→ STATED GOAL:
Report back each line of the records that contains the string "人民币元".

>>>

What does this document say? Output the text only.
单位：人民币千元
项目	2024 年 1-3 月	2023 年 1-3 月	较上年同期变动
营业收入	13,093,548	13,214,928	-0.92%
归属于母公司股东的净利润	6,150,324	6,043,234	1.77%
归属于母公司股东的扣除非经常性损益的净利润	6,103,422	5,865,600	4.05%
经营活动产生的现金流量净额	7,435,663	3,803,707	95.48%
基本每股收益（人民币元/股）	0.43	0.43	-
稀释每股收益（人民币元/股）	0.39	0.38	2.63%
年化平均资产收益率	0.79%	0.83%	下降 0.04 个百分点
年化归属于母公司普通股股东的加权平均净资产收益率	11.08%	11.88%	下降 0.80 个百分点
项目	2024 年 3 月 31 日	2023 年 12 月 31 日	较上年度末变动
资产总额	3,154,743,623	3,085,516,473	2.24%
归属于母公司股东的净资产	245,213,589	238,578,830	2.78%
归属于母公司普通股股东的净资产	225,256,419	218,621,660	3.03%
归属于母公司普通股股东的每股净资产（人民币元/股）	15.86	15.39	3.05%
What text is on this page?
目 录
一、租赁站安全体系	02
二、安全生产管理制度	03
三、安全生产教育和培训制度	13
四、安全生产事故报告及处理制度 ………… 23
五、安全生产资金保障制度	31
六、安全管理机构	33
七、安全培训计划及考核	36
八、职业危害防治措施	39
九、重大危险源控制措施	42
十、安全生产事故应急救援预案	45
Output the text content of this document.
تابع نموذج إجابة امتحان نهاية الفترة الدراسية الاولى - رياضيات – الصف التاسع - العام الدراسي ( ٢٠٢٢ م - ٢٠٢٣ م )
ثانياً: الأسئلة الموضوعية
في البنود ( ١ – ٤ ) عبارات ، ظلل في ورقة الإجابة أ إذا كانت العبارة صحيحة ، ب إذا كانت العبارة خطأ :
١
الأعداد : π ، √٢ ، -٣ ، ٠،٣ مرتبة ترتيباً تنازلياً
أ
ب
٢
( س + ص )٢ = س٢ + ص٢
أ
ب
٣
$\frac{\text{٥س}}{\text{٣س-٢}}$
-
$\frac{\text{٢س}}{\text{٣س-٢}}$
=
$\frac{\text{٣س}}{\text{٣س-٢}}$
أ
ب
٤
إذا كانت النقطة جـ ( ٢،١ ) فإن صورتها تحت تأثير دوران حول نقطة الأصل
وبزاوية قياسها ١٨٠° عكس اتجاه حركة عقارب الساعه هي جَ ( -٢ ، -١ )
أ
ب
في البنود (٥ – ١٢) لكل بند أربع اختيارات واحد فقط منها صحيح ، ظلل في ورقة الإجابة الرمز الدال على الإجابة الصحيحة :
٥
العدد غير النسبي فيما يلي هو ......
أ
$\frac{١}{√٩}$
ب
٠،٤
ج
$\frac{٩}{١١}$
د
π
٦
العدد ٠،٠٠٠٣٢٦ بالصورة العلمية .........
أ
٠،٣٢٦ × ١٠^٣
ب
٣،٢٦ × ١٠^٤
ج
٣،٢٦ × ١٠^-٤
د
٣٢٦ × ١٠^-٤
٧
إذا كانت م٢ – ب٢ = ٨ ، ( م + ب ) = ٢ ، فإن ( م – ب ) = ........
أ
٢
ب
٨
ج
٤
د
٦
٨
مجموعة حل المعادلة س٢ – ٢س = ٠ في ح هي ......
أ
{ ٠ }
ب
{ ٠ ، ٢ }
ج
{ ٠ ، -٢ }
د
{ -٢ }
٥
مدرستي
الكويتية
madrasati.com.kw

<<<

→ CORRECT ANSWER:
基本每股收益（人民币元/股）	0.43	0.43	-
稀释每股收益（人民币元/股）	0.39	0.38	2.63%
归属于母公司普通股股东的每股净资产（人民币元/股）	15.86	15.39	3.05%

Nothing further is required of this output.